## Problem details
Would you set down every entry shown below, precisely as written?

## Records for processing
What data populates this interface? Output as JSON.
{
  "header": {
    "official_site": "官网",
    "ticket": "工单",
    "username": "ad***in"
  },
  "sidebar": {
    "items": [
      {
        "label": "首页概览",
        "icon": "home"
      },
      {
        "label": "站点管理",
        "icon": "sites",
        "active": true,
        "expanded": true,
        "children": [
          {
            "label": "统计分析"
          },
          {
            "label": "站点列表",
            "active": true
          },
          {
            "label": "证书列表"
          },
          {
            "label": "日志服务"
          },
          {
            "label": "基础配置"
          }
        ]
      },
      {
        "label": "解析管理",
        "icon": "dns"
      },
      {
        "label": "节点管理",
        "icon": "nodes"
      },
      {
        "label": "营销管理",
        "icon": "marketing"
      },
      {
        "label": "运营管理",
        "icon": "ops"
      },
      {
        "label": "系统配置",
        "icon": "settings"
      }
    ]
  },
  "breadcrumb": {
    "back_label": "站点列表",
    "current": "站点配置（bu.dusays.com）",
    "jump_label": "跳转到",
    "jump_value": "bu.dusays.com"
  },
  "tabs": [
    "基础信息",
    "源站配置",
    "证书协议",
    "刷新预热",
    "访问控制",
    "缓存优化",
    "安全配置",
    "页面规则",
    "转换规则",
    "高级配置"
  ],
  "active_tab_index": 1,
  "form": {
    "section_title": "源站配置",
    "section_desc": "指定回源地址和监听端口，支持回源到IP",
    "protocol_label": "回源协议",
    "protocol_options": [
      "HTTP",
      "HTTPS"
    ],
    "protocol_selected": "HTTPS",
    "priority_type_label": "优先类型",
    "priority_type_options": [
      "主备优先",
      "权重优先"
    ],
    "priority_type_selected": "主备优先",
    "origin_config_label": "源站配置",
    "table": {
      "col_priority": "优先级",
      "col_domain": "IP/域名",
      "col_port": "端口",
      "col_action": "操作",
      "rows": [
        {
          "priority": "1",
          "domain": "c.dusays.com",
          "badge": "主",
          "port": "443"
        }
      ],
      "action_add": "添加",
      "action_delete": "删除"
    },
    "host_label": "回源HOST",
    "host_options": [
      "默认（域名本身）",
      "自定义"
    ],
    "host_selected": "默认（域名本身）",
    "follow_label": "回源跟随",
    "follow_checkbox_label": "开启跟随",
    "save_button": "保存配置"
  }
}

## Result for this task
What data populates this interface? Output as JSON.
{
  "header": {
    "official_site": "官网",
    "ticket": "工单",
    "username": "ad***in"
  },
  "sidebar": {
    "items": [
      {
        "label": "首页概览",
        "icon": "home"
      },
      {
        "label": "站点管理",
        "icon": "sites",
        "active": true,
        "expanded": true,
        "children": [
          {
            "label": "统计分析"
          },
          {
            "label": "站点列表",
            "active": true
          },
          {
            "label": "证书列表"
          },
          {
            "label": "日志服务"
          },
          {
            "label": "基础配置"
          }
        ]
      },
      {
        "label": "解析管理",
        "icon": "dns"
      },
      {
        "label": "节点管理",
        "icon": "nodes"
      },
      {
        "label": "营销管理",
        "icon": "marketing"
      },
      {
        "label": "运营管理",
        "icon": "ops"
      },
      {
        "label": "系统配置",
        "icon": "settings"
      }
    ]
  },
  "breadcrumb": {
    "back_label": "站点列表",
    "current": "站点配置（bu.dusays.com）",
    "jump_label": "跳转到",
    "jump_value": "bu.dusays.com"
  },
  "tabs": [
    "基础信息",
    "源站配置",
    "证书协议",
    "刷新预热",
    "访问控制",
    "缓存优化",
    "安全配置",
    "页面规则",
    "转换规则",
    "高级配置"
  ],
  "active_tab_index": 1,
  "form": {
    "section_title": "源站配置",
    "section_desc": "指定回源地址和监听端口，支持回源到IP",
    "protocol_label": "回源协议",
    "protocol_options": [
      "HTTP",
      "HTTPS"
    ],
    "protocol_selected": "HTTPS",
    "priority_type_label": "优先类型",
    "priority_type_options": [
      "主备优先",
      "权重优先"
    ],
    "priority_type_selected": "主备优先",
    "origin_config_label": "源站配置",
    "table": {
      "col_priority": "优先级",
      "col_domain": "IP/域名",
      "col_port": "端口",
      "col_action": "操作",
      "rows": [
        {
          "priority": "1",
          "domain": "c.dusays.com",
          "badge": "主",
          "port": "443"
        }
      ],
      "action_add": "添加",
      "action_delete": "删除"
    },
    "host_label": "回源HOST",
    "host_options": [
      "默认（域名本身）",
      "自定义"
    ],
    "host_selected": "默认（域名本身）",
    "follow_label": "回源跟随",
    "follow_checkbox_label": "开启跟随",
    "save_button": "保存配置"
  }
}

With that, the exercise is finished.